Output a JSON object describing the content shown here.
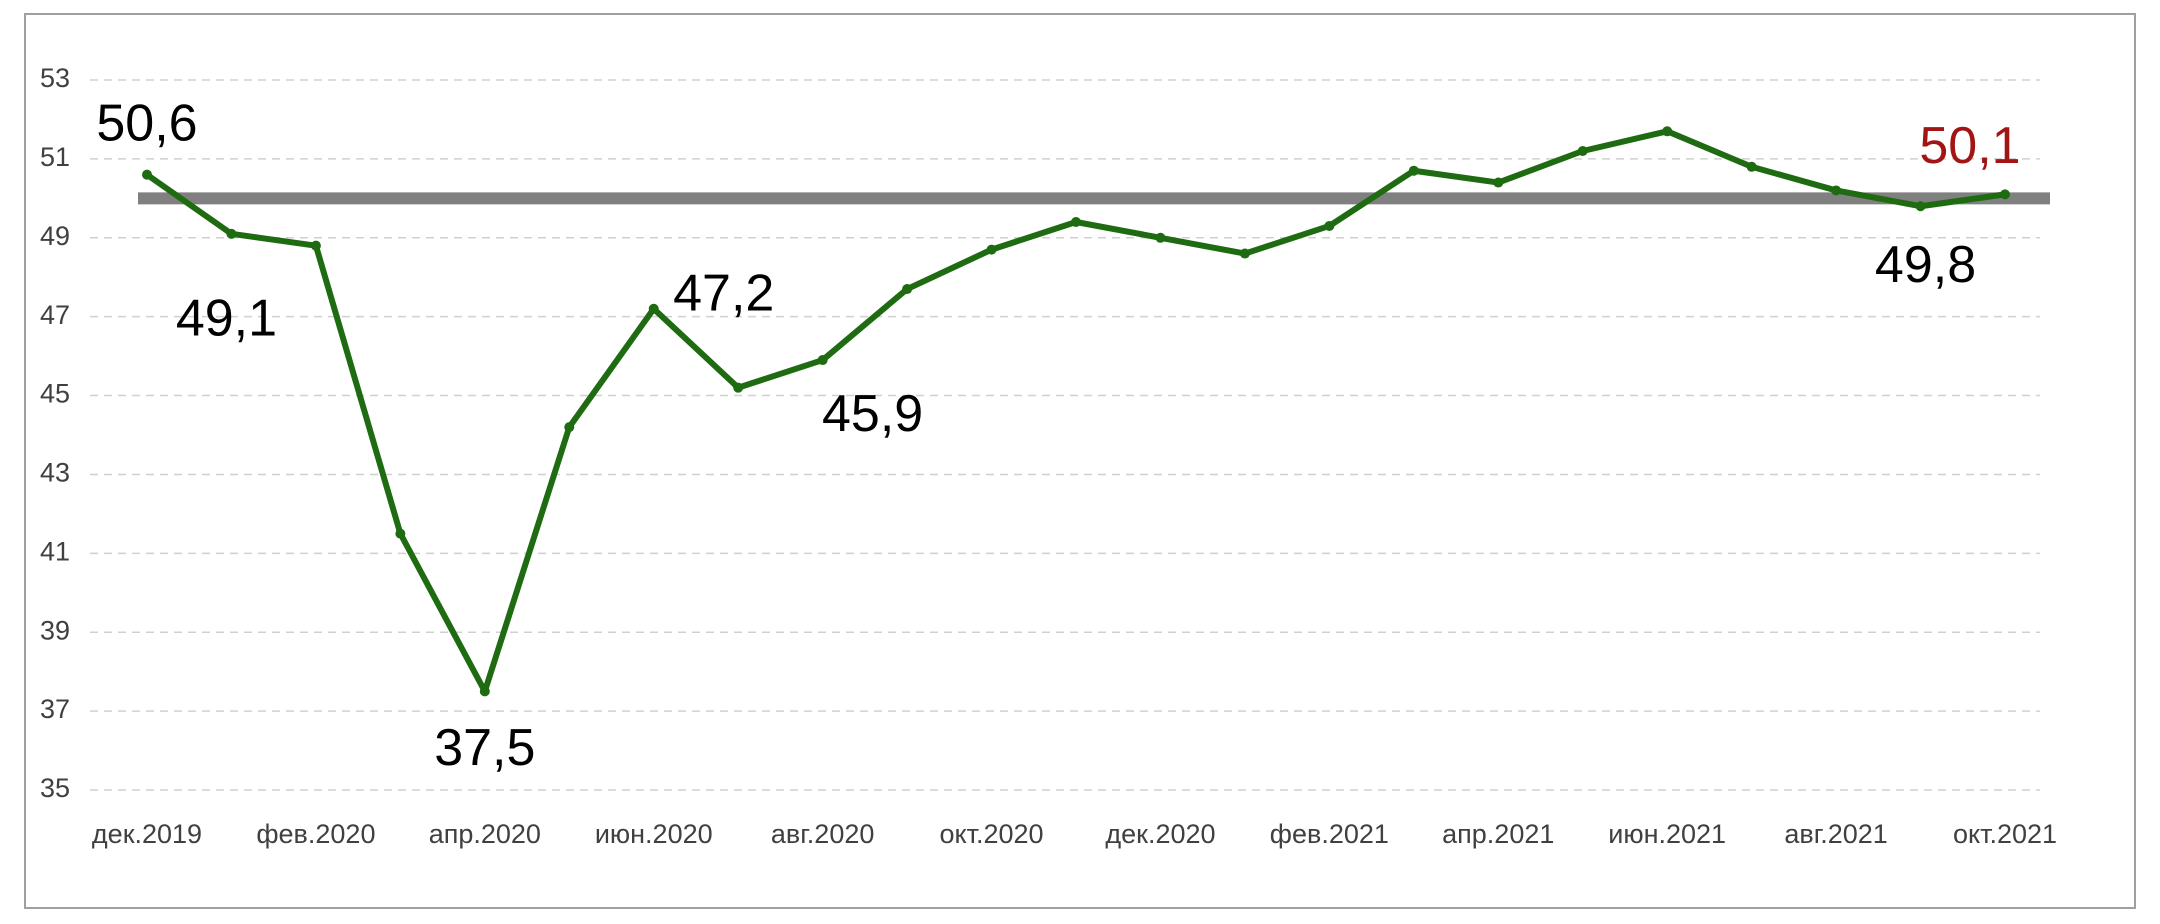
{
  "chart_data": {
    "type": "line",
    "categories": [
      "дек.2019",
      null,
      "фев.2020",
      null,
      "апр.2020",
      null,
      "июн.2020",
      null,
      "авг.2020",
      null,
      "окт.2020",
      null,
      "дек.2020",
      null,
      "фев.2021",
      null,
      "апр.2021",
      null,
      "июн.2021",
      null,
      "авг.2021",
      null,
      "окт.2021"
    ],
    "series": [
      {
        "name": null,
        "color": "#1e6b12",
        "values": [
          50.6,
          49.1,
          48.8,
          41.5,
          37.5,
          44.2,
          47.2,
          45.2,
          45.9,
          47.7,
          48.7,
          49.4,
          49.0,
          48.6,
          49.3,
          50.7,
          50.4,
          51.2,
          51.7,
          50.8,
          50.2,
          49.8,
          50.1
        ],
        "value_labels": [
          "50,6",
          "49,1",
          null,
          null,
          "37,5",
          null,
          "47,2",
          null,
          "45,9",
          null,
          null,
          null,
          null,
          null,
          null,
          null,
          null,
          null,
          null,
          null,
          null,
          "49,8",
          "50,1"
        ],
        "value_label_color": "#000000",
        "last_label_color": "#a31515"
      }
    ],
    "reference_line": {
      "value": 50,
      "color": "#808080"
    },
    "ylim": [
      35,
      53
    ],
    "yticks": [
      35,
      37,
      39,
      41,
      43,
      45,
      47,
      49,
      51,
      53
    ],
    "grid": true
  }
}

++++++++++

§ Exercise details: Write out the data precisely as given, excluding the pictures.

§ Result of the task:
Output a JSON object describing the content shown here.
{
  "chart_data": {
    "type": "line",
    "categories": [
      "дек.2019",
      null,
      "фев.2020",
      null,
      "апр.2020",
      null,
      "июн.2020",
      null,
      "авг.2020",
      null,
      "окт.2020",
      null,
      "дек.2020",
      null,
      "фев.2021",
      null,
      "апр.2021",
      null,
      "июн.2021",
      null,
      "авг.2021",
      null,
      "окт.2021"
    ],
    "series": [
      {
        "name": null,
        "color": "#1e6b12",
        "values": [
          50.6,
          49.1,
          48.8,
          41.5,
          37.5,
          44.2,
          47.2,
          45.2,
          45.9,
          47.7,
          48.7,
          49.4,
          49.0,
          48.6,
          49.3,
          50.7,
          50.4,
          51.2,
          51.7,
          50.8,
          50.2,
          49.8,
          50.1
        ],
        "value_labels": [
          "50,6",
          "49,1",
          null,
          null,
          "37,5",
          null,
          "47,2",
          null,
          "45,9",
          null,
          null,
          null,
          null,
          null,
          null,
          null,
          null,
          null,
          null,
          null,
          null,
          "49,8",
          "50,1"
        ],
        "value_label_color": "#000000",
        "last_label_color": "#a31515"
      }
    ],
    "reference_line": {
      "value": 50,
      "color": "#808080"
    },
    "ylim": [
      35,
      53
    ],
    "yticks": [
      35,
      37,
      39,
      41,
      43,
      45,
      47,
      49,
      51,
      53
    ],
    "grid": true
  }
}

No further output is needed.